Raw records:
○ ○ ○ ○ ○ ○ ○
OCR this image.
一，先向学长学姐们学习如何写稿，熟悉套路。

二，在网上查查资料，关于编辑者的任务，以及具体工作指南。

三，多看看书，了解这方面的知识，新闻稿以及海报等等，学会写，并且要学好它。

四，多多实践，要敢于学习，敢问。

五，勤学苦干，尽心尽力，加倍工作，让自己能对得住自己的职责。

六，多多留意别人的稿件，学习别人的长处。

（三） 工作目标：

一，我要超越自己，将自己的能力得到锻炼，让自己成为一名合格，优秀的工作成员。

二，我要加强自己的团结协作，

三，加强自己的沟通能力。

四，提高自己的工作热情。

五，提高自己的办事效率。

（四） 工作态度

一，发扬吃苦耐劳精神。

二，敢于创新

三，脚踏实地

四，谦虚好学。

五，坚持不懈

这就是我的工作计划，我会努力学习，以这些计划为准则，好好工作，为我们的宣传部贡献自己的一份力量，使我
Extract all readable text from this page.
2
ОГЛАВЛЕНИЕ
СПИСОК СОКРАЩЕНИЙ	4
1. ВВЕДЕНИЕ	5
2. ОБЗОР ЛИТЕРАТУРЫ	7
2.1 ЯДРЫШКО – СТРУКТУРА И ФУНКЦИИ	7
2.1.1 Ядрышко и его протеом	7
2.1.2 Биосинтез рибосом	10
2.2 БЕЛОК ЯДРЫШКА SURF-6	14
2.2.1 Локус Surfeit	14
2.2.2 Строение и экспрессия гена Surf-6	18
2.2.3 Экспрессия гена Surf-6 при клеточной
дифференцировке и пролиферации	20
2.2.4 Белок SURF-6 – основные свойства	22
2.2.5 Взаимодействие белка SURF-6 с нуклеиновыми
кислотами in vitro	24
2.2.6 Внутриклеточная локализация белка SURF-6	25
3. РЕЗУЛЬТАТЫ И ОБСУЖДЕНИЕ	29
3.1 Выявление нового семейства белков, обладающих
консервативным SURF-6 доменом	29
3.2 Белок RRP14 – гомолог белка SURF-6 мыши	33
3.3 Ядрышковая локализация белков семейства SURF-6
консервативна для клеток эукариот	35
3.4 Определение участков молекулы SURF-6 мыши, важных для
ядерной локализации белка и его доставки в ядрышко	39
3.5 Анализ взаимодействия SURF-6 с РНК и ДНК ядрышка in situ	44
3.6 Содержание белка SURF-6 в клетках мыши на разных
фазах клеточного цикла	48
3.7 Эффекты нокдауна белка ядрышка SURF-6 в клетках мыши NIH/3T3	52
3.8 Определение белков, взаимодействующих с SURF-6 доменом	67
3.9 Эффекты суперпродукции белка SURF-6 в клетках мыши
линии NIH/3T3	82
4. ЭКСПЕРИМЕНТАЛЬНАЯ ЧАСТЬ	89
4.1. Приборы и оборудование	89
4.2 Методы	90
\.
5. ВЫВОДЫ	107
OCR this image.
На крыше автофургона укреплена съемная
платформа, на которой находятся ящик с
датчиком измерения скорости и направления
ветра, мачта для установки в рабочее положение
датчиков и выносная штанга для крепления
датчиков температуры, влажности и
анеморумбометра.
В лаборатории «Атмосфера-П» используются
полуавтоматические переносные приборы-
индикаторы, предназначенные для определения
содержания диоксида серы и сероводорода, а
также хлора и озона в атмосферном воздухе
○ ○ ○ ○ ○ ○ ○
Exercise prompt:
Look over the listing. Pull out every line with the string "локализация" in it.

Output of the exercise:
2.2.6 Внутриклеточная локализация белка SURF-6	25
3.3 Ядрышковая локализация белков семейства SURF-6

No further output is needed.